Exercise task: Keep only the lines of the listing that include the word "Florida", and copy them.

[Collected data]
-.-.-

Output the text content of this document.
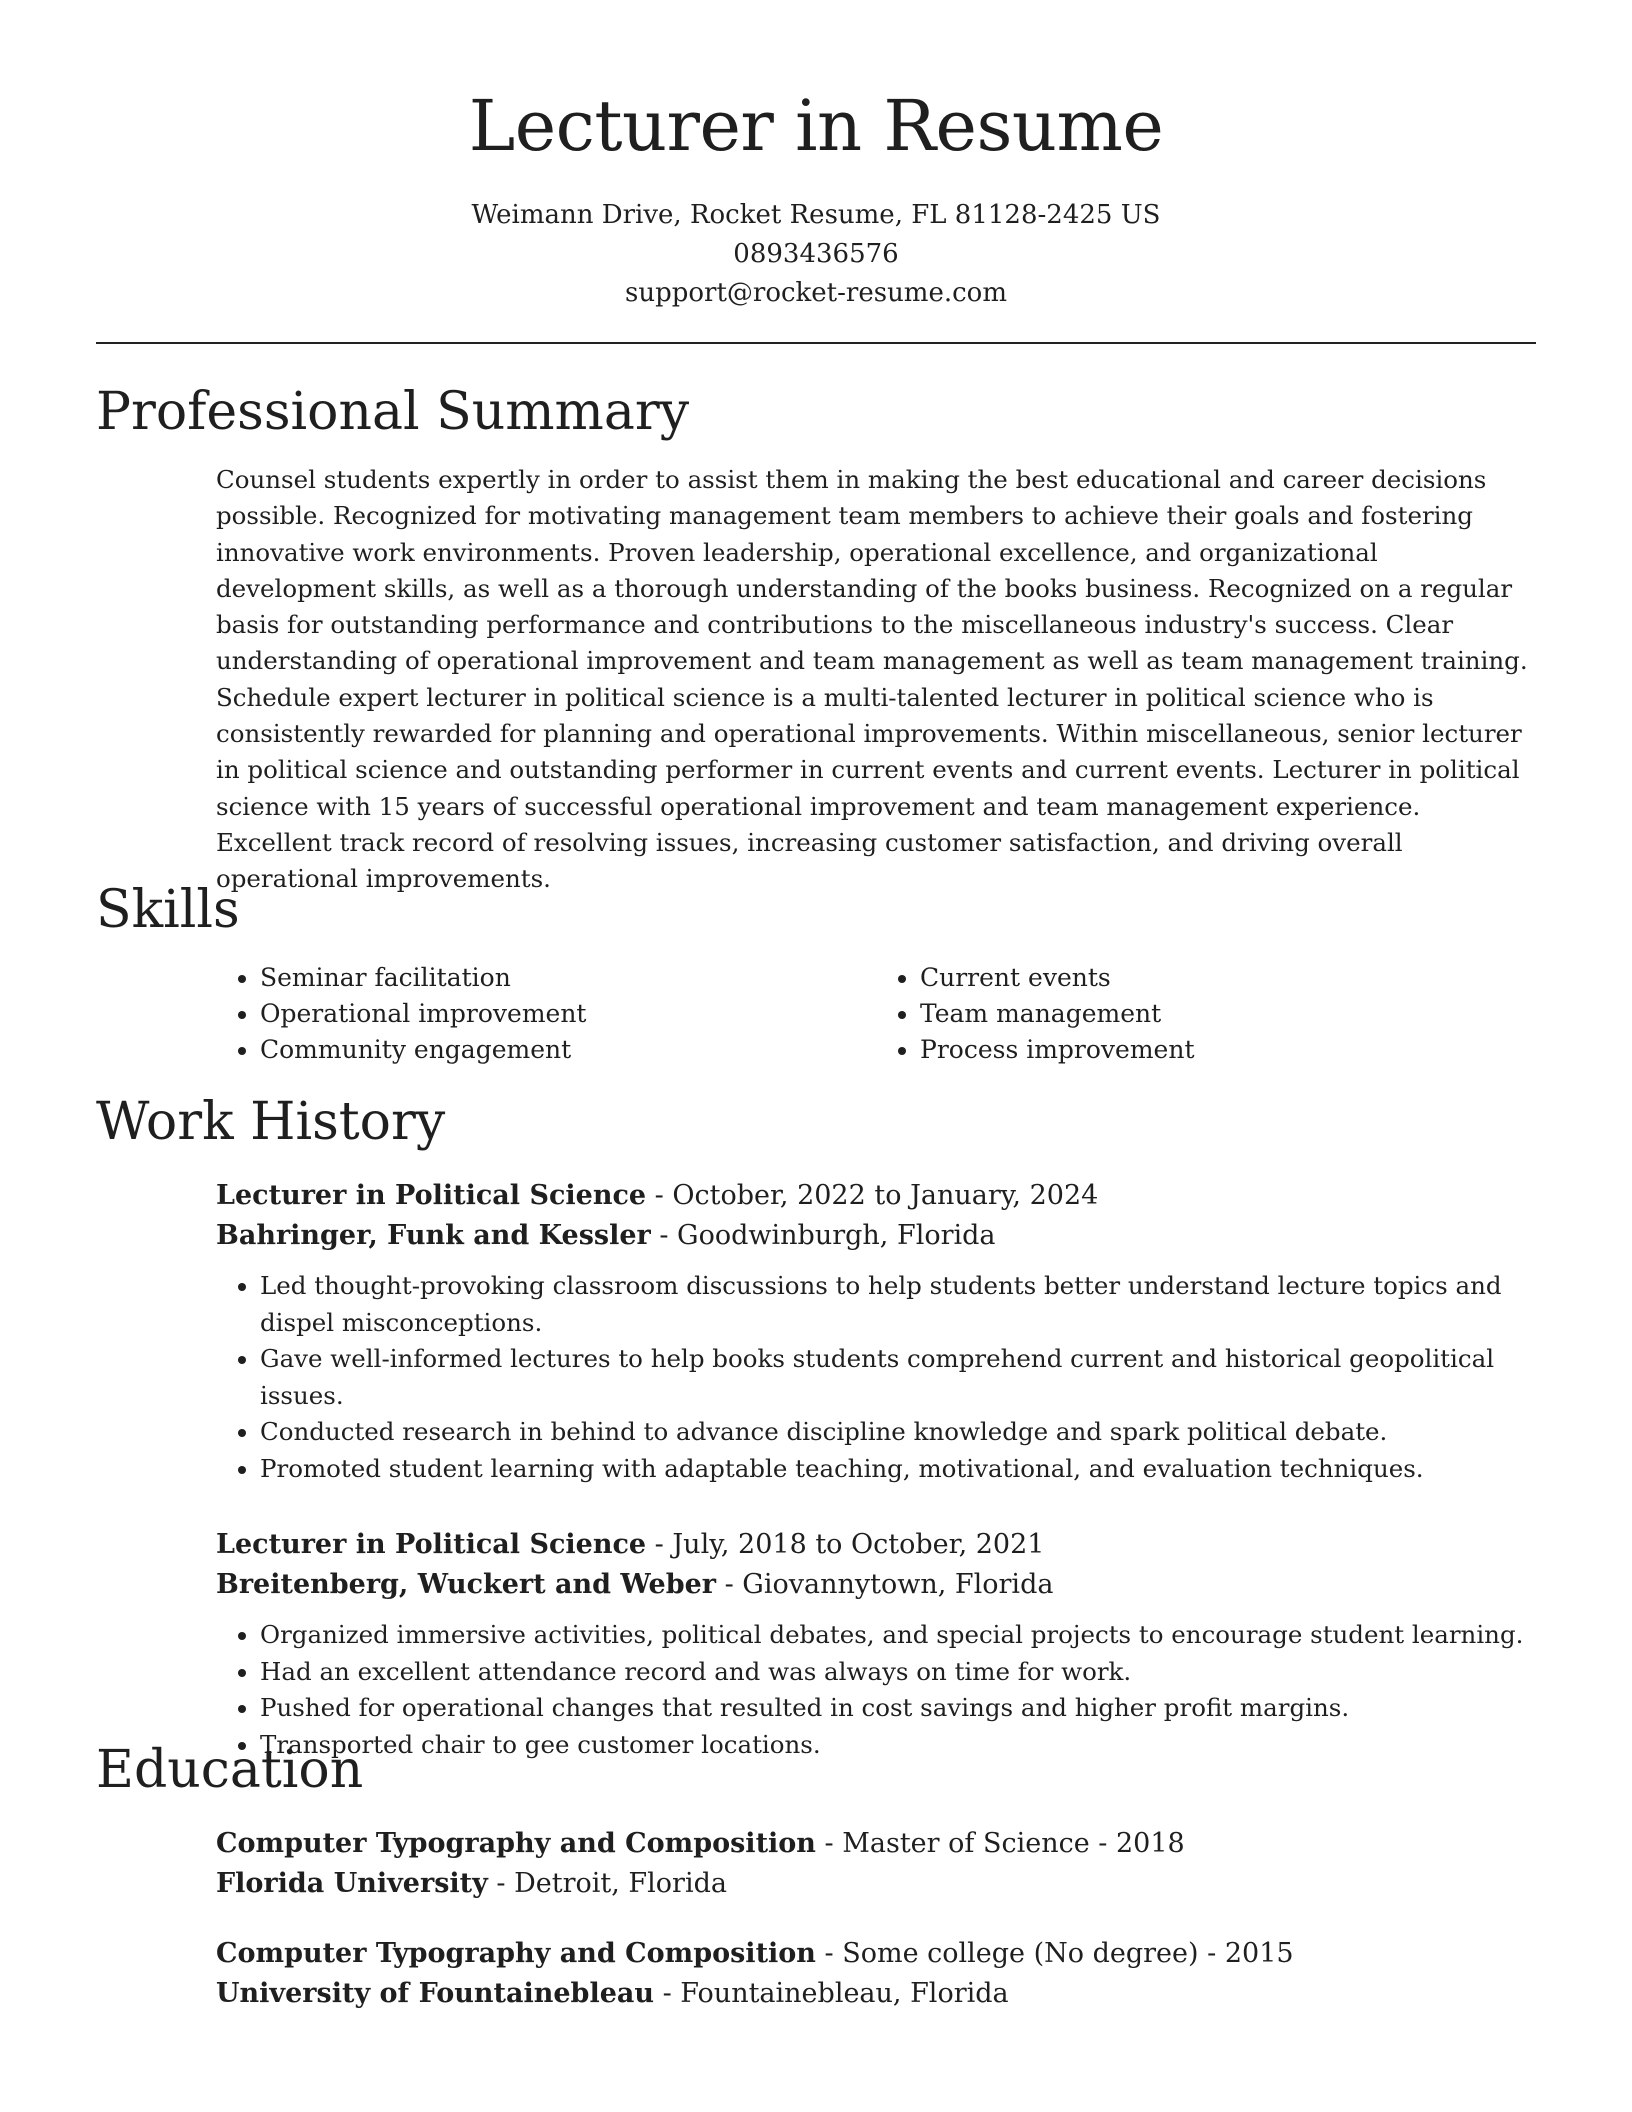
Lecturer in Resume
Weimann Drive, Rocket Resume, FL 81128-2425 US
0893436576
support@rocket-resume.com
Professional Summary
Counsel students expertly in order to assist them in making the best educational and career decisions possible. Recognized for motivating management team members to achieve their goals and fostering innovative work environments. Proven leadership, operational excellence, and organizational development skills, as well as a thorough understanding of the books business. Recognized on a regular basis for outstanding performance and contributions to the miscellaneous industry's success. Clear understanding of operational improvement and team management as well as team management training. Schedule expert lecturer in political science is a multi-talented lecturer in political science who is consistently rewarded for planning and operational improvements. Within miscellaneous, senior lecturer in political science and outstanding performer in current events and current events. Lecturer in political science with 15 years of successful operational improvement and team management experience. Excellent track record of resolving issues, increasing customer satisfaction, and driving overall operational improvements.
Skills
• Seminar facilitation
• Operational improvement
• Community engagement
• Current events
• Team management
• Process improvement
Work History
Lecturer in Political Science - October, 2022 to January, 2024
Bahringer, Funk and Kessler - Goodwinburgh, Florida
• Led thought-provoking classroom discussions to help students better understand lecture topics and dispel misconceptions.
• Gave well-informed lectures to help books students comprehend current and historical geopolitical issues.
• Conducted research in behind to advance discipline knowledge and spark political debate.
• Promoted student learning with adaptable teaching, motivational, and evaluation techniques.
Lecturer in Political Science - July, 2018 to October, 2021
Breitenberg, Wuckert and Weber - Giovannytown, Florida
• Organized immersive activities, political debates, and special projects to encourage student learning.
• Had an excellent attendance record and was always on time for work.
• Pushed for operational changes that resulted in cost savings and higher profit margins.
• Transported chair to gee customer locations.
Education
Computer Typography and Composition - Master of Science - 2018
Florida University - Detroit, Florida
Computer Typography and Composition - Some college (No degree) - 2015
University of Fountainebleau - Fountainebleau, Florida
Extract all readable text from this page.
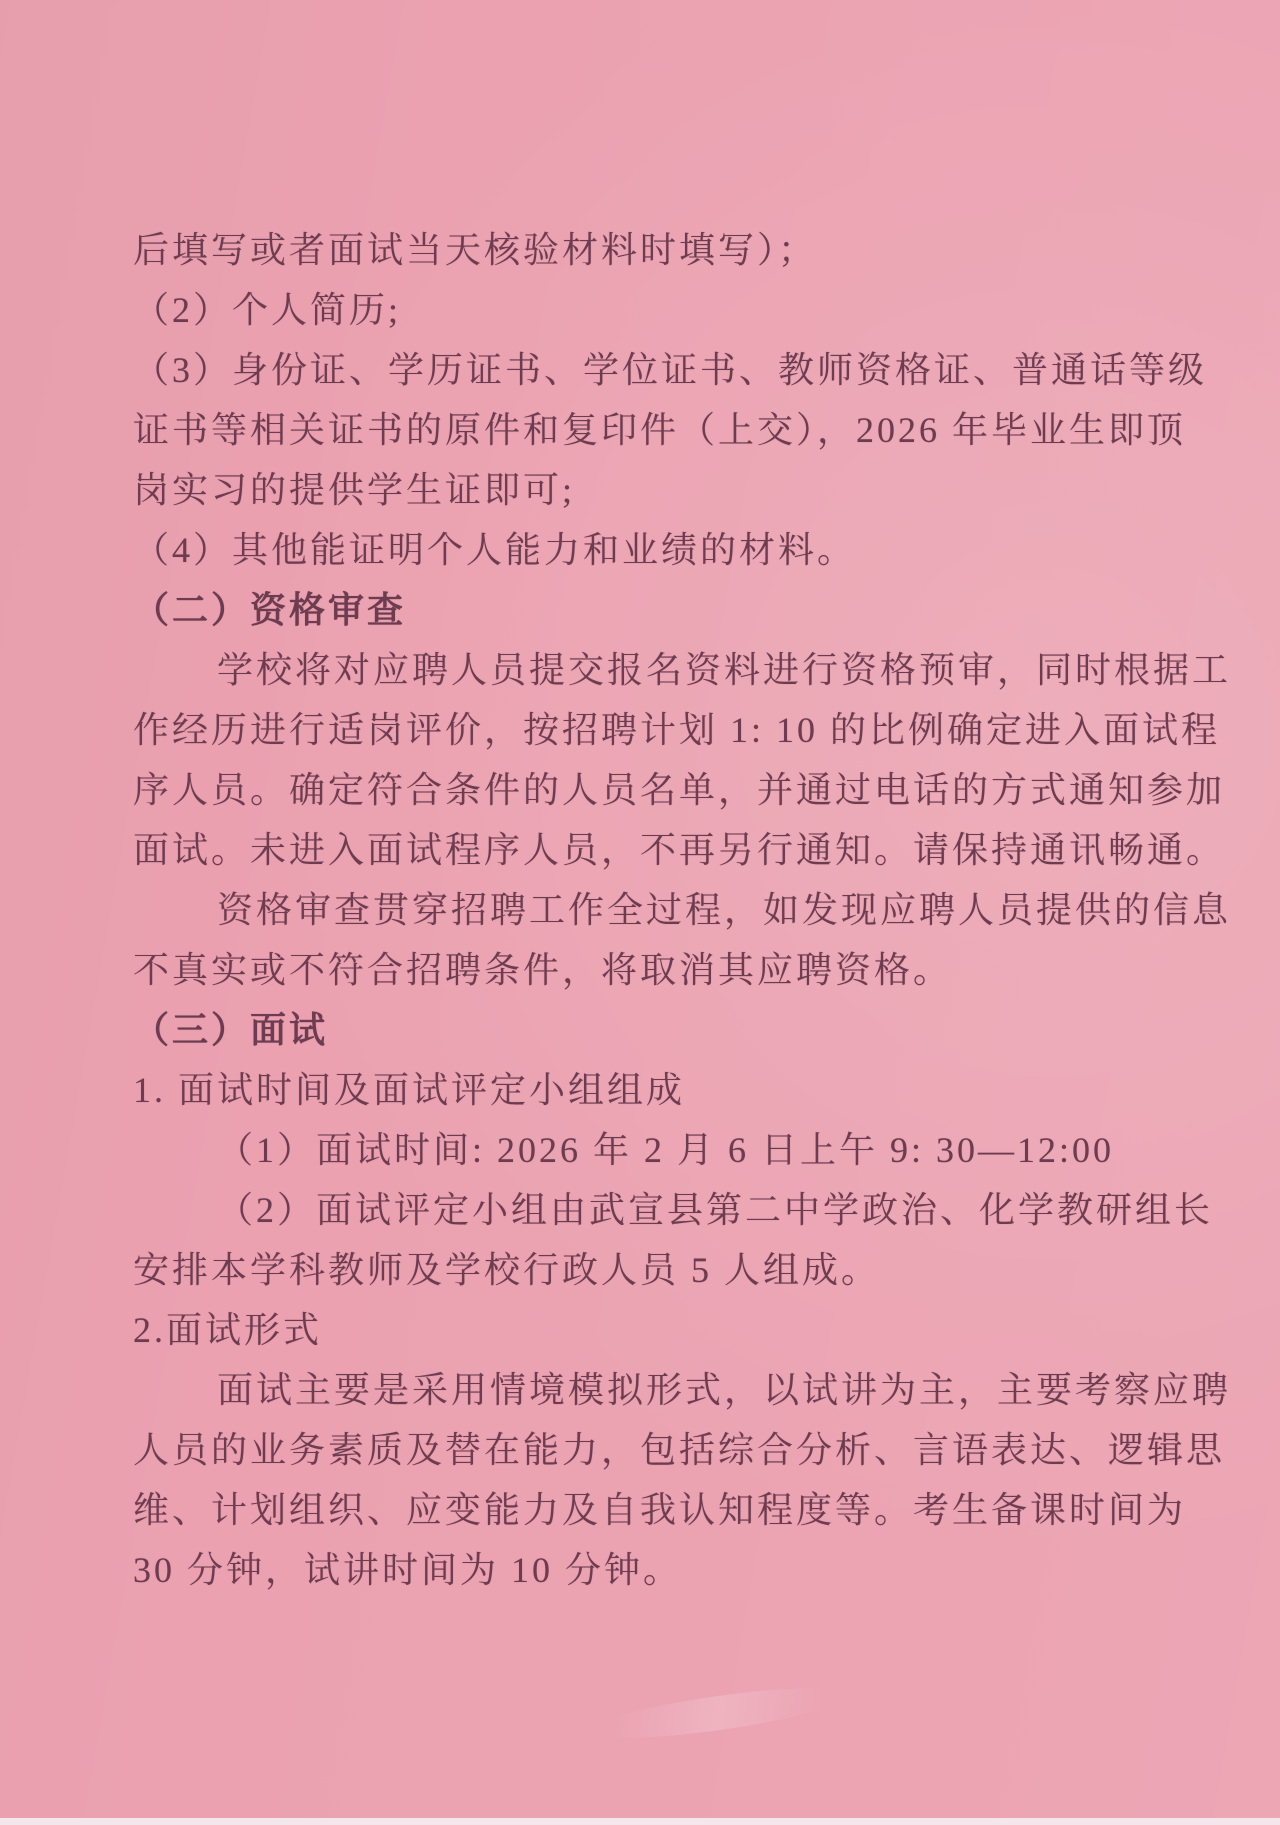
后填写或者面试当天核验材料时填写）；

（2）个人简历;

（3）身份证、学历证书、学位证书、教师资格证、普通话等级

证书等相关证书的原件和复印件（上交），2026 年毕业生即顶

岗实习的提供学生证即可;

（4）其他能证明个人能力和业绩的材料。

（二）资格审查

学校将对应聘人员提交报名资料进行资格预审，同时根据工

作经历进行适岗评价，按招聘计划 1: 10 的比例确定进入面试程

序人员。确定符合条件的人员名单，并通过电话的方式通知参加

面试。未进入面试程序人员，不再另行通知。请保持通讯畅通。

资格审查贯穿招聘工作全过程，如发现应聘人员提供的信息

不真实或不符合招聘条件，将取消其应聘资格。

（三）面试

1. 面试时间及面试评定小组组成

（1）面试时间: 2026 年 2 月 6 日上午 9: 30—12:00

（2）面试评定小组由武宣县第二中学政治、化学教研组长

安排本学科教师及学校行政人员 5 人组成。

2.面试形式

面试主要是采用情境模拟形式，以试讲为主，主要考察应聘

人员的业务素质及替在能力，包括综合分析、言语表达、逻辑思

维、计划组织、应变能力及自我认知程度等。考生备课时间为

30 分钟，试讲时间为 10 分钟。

-.-.-

Response below:
Bahringer, Funk and Kessler - Goodwinburgh, Florida
Breitenberg, Wuckert and Weber - Giovannytown, Florida
Florida University - Detroit, Florida
University of Fountainebleau - Fountainebleau, Florida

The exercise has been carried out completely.